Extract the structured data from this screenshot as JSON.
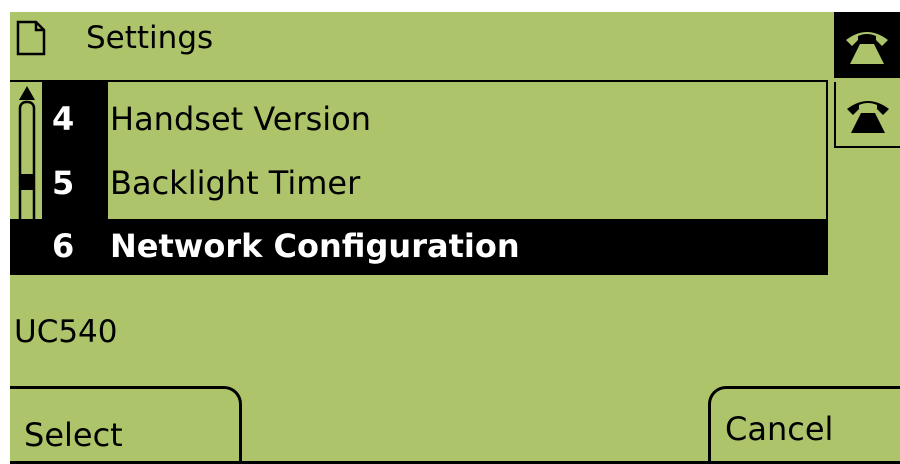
{
  "header": {
    "title": "Settings",
    "icon": "document-icon"
  },
  "line_buttons": [
    {
      "icon": "phone-handset-icon",
      "state": "active"
    },
    {
      "icon": "phone-handset-icon",
      "state": "idle"
    }
  ],
  "menu": {
    "items": [
      {
        "number": "4",
        "label": "Handset Version"
      },
      {
        "number": "5",
        "label": "Backlight Timer"
      },
      {
        "number": "6",
        "label": "Network Configuration",
        "selected": true
      }
    ]
  },
  "status": {
    "text": "UC540"
  },
  "softkeys": {
    "select_label": "Select",
    "cancel_label": "Cancel"
  },
  "colors": {
    "lcd_background": "#adc46a",
    "foreground": "#000000",
    "highlight_text": "#ffffff"
  }
}
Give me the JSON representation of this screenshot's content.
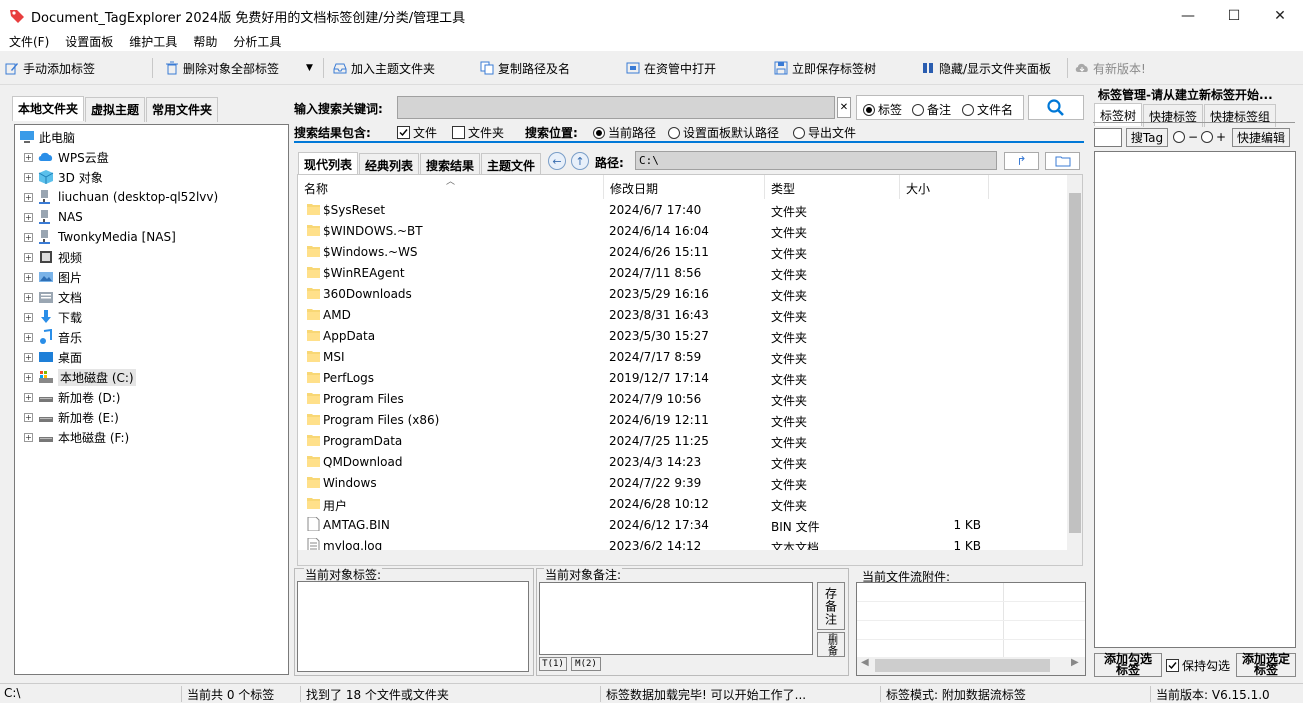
{
  "window": {
    "title": "Document_TagExplorer 2024版  免费好用的文档标签创建/分类/管理工具",
    "controls": {
      "minimize": "—",
      "maximize": "☐",
      "close": "✕"
    }
  },
  "menu": [
    "文件(F)",
    "设置面板",
    "维护工具",
    "帮助",
    "分析工具"
  ],
  "toolbar": {
    "manual_add": "手动添加标签",
    "delete_all": "删除对象全部标签",
    "add_theme": "加入主题文件夹",
    "copy_path": "复制路径及名",
    "open_explorer": "在资管中打开",
    "save_tree": "立即保存标签树",
    "toggle_panel": "隐藏/显示文件夹面板",
    "new_version": "有新版本!"
  },
  "left_tabs": [
    "本地文件夹",
    "虚拟主题",
    "常用文件夹"
  ],
  "tree": {
    "root": "此电脑",
    "items": [
      {
        "label": "WPS云盘",
        "icon": "cloud-icon"
      },
      {
        "label": "3D 对象",
        "icon": "cube-icon"
      },
      {
        "label": "liuchuan (desktop-ql52lvv)",
        "icon": "network-drive-icon"
      },
      {
        "label": "NAS",
        "icon": "network-drive-icon"
      },
      {
        "label": "TwonkyMedia [NAS]",
        "icon": "network-drive-icon"
      },
      {
        "label": "视频",
        "icon": "video-icon"
      },
      {
        "label": "图片",
        "icon": "picture-icon"
      },
      {
        "label": "文档",
        "icon": "document-icon"
      },
      {
        "label": "下载",
        "icon": "download-icon"
      },
      {
        "label": "音乐",
        "icon": "music-icon"
      },
      {
        "label": "桌面",
        "icon": "desktop-icon"
      },
      {
        "label": "本地磁盘 (C:)",
        "icon": "system-drive-icon",
        "selected": true
      },
      {
        "label": "新加卷 (D:)",
        "icon": "drive-icon"
      },
      {
        "label": "新加卷 (E:)",
        "icon": "drive-icon"
      },
      {
        "label": "本地磁盘 (F:)",
        "icon": "drive-icon"
      }
    ]
  },
  "search": {
    "keyword_label": "输入搜索关键词:",
    "keyword_value": "",
    "clear": "✕",
    "scope_options": [
      "标签",
      "备注",
      "文件名"
    ],
    "scope_selected": 0,
    "include_label": "搜索结果包含:",
    "include_file": "文件",
    "include_folder": "文件夹",
    "location_label": "搜索位置:",
    "location_options": [
      "当前路径",
      "设置面板默认路径",
      "导出文件"
    ],
    "location_selected": 0
  },
  "list_tabs": [
    "现代列表",
    "经典列表",
    "搜索结果",
    "主题文件"
  ],
  "path": {
    "label": "路径:",
    "value": "C:\\"
  },
  "columns": [
    "名称",
    "修改日期",
    "类型",
    "大小"
  ],
  "files": [
    {
      "name": "$SysReset",
      "date": "2024/6/7 17:40",
      "type": "文件夹",
      "size": "",
      "kind": "folder"
    },
    {
      "name": "$WINDOWS.~BT",
      "date": "2024/6/14 16:04",
      "type": "文件夹",
      "size": "",
      "kind": "folder"
    },
    {
      "name": "$Windows.~WS",
      "date": "2024/6/26 15:11",
      "type": "文件夹",
      "size": "",
      "kind": "folder"
    },
    {
      "name": "$WinREAgent",
      "date": "2024/7/11 8:56",
      "type": "文件夹",
      "size": "",
      "kind": "folder"
    },
    {
      "name": "360Downloads",
      "date": "2023/5/29 16:16",
      "type": "文件夹",
      "size": "",
      "kind": "folder"
    },
    {
      "name": "AMD",
      "date": "2023/8/31 16:43",
      "type": "文件夹",
      "size": "",
      "kind": "folder"
    },
    {
      "name": "AppData",
      "date": "2023/5/30 15:27",
      "type": "文件夹",
      "size": "",
      "kind": "folder"
    },
    {
      "name": "MSI",
      "date": "2024/7/17 8:59",
      "type": "文件夹",
      "size": "",
      "kind": "folder"
    },
    {
      "name": "PerfLogs",
      "date": "2019/12/7 17:14",
      "type": "文件夹",
      "size": "",
      "kind": "folder"
    },
    {
      "name": "Program Files",
      "date": "2024/7/9 10:56",
      "type": "文件夹",
      "size": "",
      "kind": "folder"
    },
    {
      "name": "Program Files (x86)",
      "date": "2024/6/19 12:11",
      "type": "文件夹",
      "size": "",
      "kind": "folder"
    },
    {
      "name": "ProgramData",
      "date": "2024/7/25 11:25",
      "type": "文件夹",
      "size": "",
      "kind": "folder"
    },
    {
      "name": "QMDownload",
      "date": "2023/4/3 14:23",
      "type": "文件夹",
      "size": "",
      "kind": "folder"
    },
    {
      "name": "Windows",
      "date": "2024/7/22 9:39",
      "type": "文件夹",
      "size": "",
      "kind": "folder"
    },
    {
      "name": "用户",
      "date": "2024/6/28 10:12",
      "type": "文件夹",
      "size": "",
      "kind": "folder"
    },
    {
      "name": "AMTAG.BIN",
      "date": "2024/6/12 17:34",
      "type": "BIN 文件",
      "size": "1 KB",
      "kind": "file"
    },
    {
      "name": "mylog.log",
      "date": "2023/6/2 14:12",
      "type": "文本文档",
      "size": "1 KB",
      "kind": "file"
    }
  ],
  "panes": {
    "tags_label": "当前对象标签:",
    "note_label": "当前对象备注:",
    "save_note": "存备注",
    "delete_note": "全删备注",
    "t_button": "T(1)",
    "m_button": "M(2)",
    "attach_label": "当前文件流附件:"
  },
  "right": {
    "title": "标签管理-请从建立新标签开始...",
    "tabs": [
      "标签树",
      "快捷标签",
      "快捷标签组"
    ],
    "search_tag": "搜Tag",
    "minus": "−",
    "plus": "+",
    "quick_edit": "快捷编辑",
    "add_checked": "添加勾选标签",
    "keep_checked": "保持勾选",
    "add_selected": "添加选定标签"
  },
  "status": {
    "path": "C:\\",
    "tag_count": "当前共 0 个标签",
    "found": "找到了 18 个文件或文件夹",
    "loaded": "标签数据加载完毕! 可以开始工作了...",
    "mode": "标签模式: 附加数据流标签",
    "version": "当前版本: V6.15.1.0"
  },
  "colors": {
    "accent": "#0078d7",
    "folder": "#f8d775",
    "app_icon": "#e83e3e"
  }
}
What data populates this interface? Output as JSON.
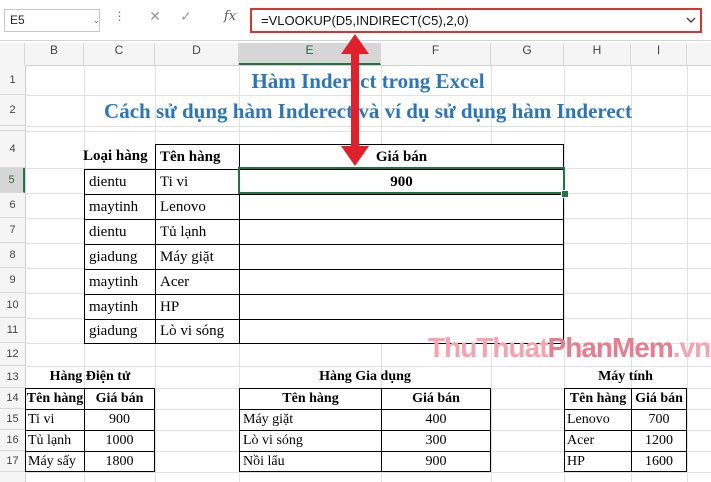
{
  "formula_bar": {
    "cell_ref": "E5",
    "dropdown_glyph": "⌄",
    "dots": "⋮",
    "cancel": "✕",
    "enter": "✓",
    "fx": "fx",
    "formula": "=VLOOKUP(D5,INDIRECT(C5),2,0)"
  },
  "columns": [
    "B",
    "C",
    "D",
    "E",
    "F",
    "G",
    "H",
    "I"
  ],
  "selected_column": "E",
  "rows": [
    "1",
    "2",
    "4",
    "5",
    "6",
    "7",
    "8",
    "9",
    "10",
    "11",
    "12",
    "13",
    "14",
    "15",
    "16",
    "17"
  ],
  "selected_row": "5",
  "titles": {
    "line1": "Hàm Inderect trong Excel",
    "line2": "Cách sử dụng hàm Inderect và ví dụ sử dụng hàm Inderect"
  },
  "main_table": {
    "headers": {
      "loai_hang": "Loại hàng",
      "ten_hang": "Tên hàng",
      "gia_ban": "Giá bán"
    },
    "rows": [
      {
        "loai": "dientu",
        "ten": "Ti vi",
        "gia": "900"
      },
      {
        "loai": "maytinh",
        "ten": "Lenovo",
        "gia": ""
      },
      {
        "loai": "dientu",
        "ten": "Tủ lạnh",
        "gia": ""
      },
      {
        "loai": "giadung",
        "ten": "Máy giặt",
        "gia": ""
      },
      {
        "loai": "maytinh",
        "ten": "Acer",
        "gia": ""
      },
      {
        "loai": "maytinh",
        "ten": "HP",
        "gia": ""
      },
      {
        "loai": "giadung",
        "ten": "Lò vi sóng",
        "gia": ""
      }
    ]
  },
  "dientu_table": {
    "title": "Hàng Điện tử",
    "headers": [
      "Tên hàng",
      "Giá bán"
    ],
    "rows": [
      [
        "Ti vi",
        "900"
      ],
      [
        "Tủ lạnh",
        "1000"
      ],
      [
        "Máy sấy",
        "1800"
      ]
    ]
  },
  "giadung_table": {
    "title": "Hàng  Gia dụng",
    "headers": [
      "Tên hàng",
      "Giá bán"
    ],
    "rows": [
      [
        "Máy giặt",
        "400"
      ],
      [
        "Lò vi sóng",
        "300"
      ],
      [
        "Nồi lẩu",
        "900"
      ]
    ]
  },
  "maytinh_table": {
    "title": "Máy tính",
    "headers": [
      "Tên hàng",
      "Giá bán"
    ],
    "rows": [
      [
        "Lenovo",
        "700"
      ],
      [
        "Acer",
        "1200"
      ],
      [
        "HP",
        "1600"
      ]
    ]
  },
  "watermark": {
    "part1": "ThuThuat",
    "part2": "PhanMem",
    "part3": ".vn"
  },
  "colors": {
    "title_blue": "#2e75b6",
    "excel_green": "#217346",
    "annotation_red": "#e0202a"
  }
}
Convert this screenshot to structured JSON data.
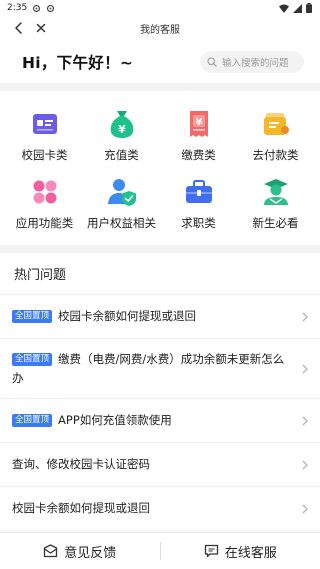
{
  "status_bar": {
    "time": "2:35"
  },
  "nav": {
    "title": "我的客服"
  },
  "greeting": "Hi，下午好！~",
  "search": {
    "placeholder": "输入搜索的问题"
  },
  "categories": [
    {
      "label": "校园卡类",
      "icon": "campus-card-icon",
      "color": "#6b5de8"
    },
    {
      "label": "充值类",
      "icon": "money-bag-icon",
      "color": "#1fc08a"
    },
    {
      "label": "缴费类",
      "icon": "bill-icon",
      "color": "#f06a6a"
    },
    {
      "label": "去付款类",
      "icon": "wallet-icon",
      "color": "#f5b62a"
    },
    {
      "label": "应用功能类",
      "icon": "apps-icon",
      "color": "#f25fa0"
    },
    {
      "label": "用户权益相关",
      "icon": "user-shield-icon",
      "color": "#3d8bf0"
    },
    {
      "label": "求职类",
      "icon": "briefcase-icon",
      "color": "#3f6ff0"
    },
    {
      "label": "新生必看",
      "icon": "student-icon",
      "color": "#2bbf8b"
    }
  ],
  "faq": {
    "title": "热门问题",
    "badge": "全国置顶",
    "items": [
      {
        "text": "校园卡余额如何提现或退回",
        "pinned": true
      },
      {
        "text": "缴费（电费/网费/水费）成功余额未更新怎么办",
        "pinned": true
      },
      {
        "text": "APP如何充值领款使用",
        "pinned": true
      },
      {
        "text": "查询、修改校园卡认证密码",
        "pinned": false
      },
      {
        "text": "校园卡余额如何提现或退回",
        "pinned": false
      }
    ]
  },
  "bottom": {
    "feedback": "意见反馈",
    "online_service": "在线客服"
  },
  "colors": {
    "accent": "#3b7cf6"
  }
}
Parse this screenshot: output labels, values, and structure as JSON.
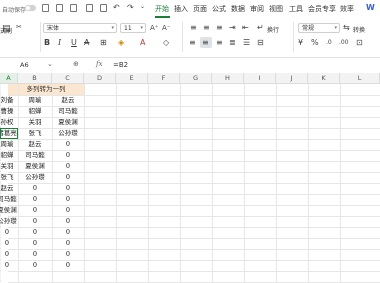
{
  "menubar": {
    "autosave_label": "自动保存",
    "tabs": [
      "开始",
      "插入",
      "页面",
      "公式",
      "数据",
      "审阅",
      "视图",
      "工具",
      "会员专享",
      "效率"
    ],
    "active_tab": "开始",
    "ai_label": "W"
  },
  "toolbar": {
    "format_painter_label": "式刷",
    "font_name": "宋体",
    "font_size": "11",
    "wrap_label": "换行",
    "number_format": "常规",
    "convert_label": "转换"
  },
  "formula_bar": {
    "name_box": "A6",
    "formula": "=B2"
  },
  "columns": [
    "A",
    "B",
    "C",
    "D",
    "E",
    "F",
    "G",
    "H",
    "I",
    "J",
    "K",
    "L"
  ],
  "merged_title": "多列转为一列",
  "rows": [
    [
      "刘备",
      "周瑜",
      "赵云"
    ],
    [
      "曹操",
      "貂蝉",
      "司马懿"
    ],
    [
      "孙权",
      "关羽",
      "夏侯渊"
    ],
    [
      "诸葛亮",
      "张飞",
      "公孙瓒"
    ],
    [
      "周瑜",
      "赵云",
      "0"
    ],
    [
      "貂蝉",
      "司马懿",
      "0"
    ],
    [
      "关羽",
      "夏侯渊",
      "0"
    ],
    [
      "张飞",
      "公孙瓒",
      "0"
    ],
    [
      "赵云",
      "0",
      "0"
    ],
    [
      "司马懿",
      "0",
      "0"
    ],
    [
      "夏侯渊",
      "0",
      "0"
    ],
    [
      "公孙瓒",
      "0",
      "0"
    ],
    [
      "0",
      "0",
      "0"
    ],
    [
      "0",
      "0",
      "0"
    ],
    [
      "0",
      "0",
      "0"
    ],
    [
      "0",
      "0",
      "0"
    ]
  ]
}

···

> _WHAT YOU SHOULD DO_:
Look for the line that contains "Parse this screenshot: output", then please copy it and the rest of the lines through the end of the data, pictures excluded.

> _WRITTEN SOLUTION_:
Parse this screenshot: output labels, values, and structure as JSON.
{
  "menubar": {
    "autosave_label": "自动保存",
    "tabs": [
      "开始",
      "插入",
      "页面",
      "公式",
      "数据",
      "审阅",
      "视图",
      "工具",
      "会员专享",
      "效率"
    ],
    "active_tab": "开始",
    "ai_label": "W"
  },
  "toolbar": {
    "format_painter_label": "式刷",
    "font_name": "宋体",
    "font_size": "11",
    "wrap_label": "换行",
    "number_format": "常规",
    "convert_label": "转换"
  },
  "formula_bar": {
    "name_box": "A6",
    "formula": "=B2"
  },
  "columns": [
    "A",
    "B",
    "C",
    "D",
    "E",
    "F",
    "G",
    "H",
    "I",
    "J",
    "K",
    "L"
  ],
  "merged_title": "多列转为一列",
  "rows": [
    [
      "刘备",
      "周瑜",
      "赵云"
    ],
    [
      "曹操",
      "貂蝉",
      "司马懿"
    ],
    [
      "孙权",
      "关羽",
      "夏侯渊"
    ],
    [
      "诸葛亮",
      "张飞",
      "公孙瓒"
    ],
    [
      "周瑜",
      "赵云",
      "0"
    ],
    [
      "貂蝉",
      "司马懿",
      "0"
    ],
    [
      "关羽",
      "夏侯渊",
      "0"
    ],
    [
      "张飞",
      "公孙瓒",
      "0"
    ],
    [
      "赵云",
      "0",
      "0"
    ],
    [
      "司马懿",
      "0",
      "0"
    ],
    [
      "夏侯渊",
      "0",
      "0"
    ],
    [
      "公孙瓒",
      "0",
      "0"
    ],
    [
      "0",
      "0",
      "0"
    ],
    [
      "0",
      "0",
      "0"
    ],
    [
      "0",
      "0",
      "0"
    ],
    [
      "0",
      "0",
      "0"
    ]
  ]
}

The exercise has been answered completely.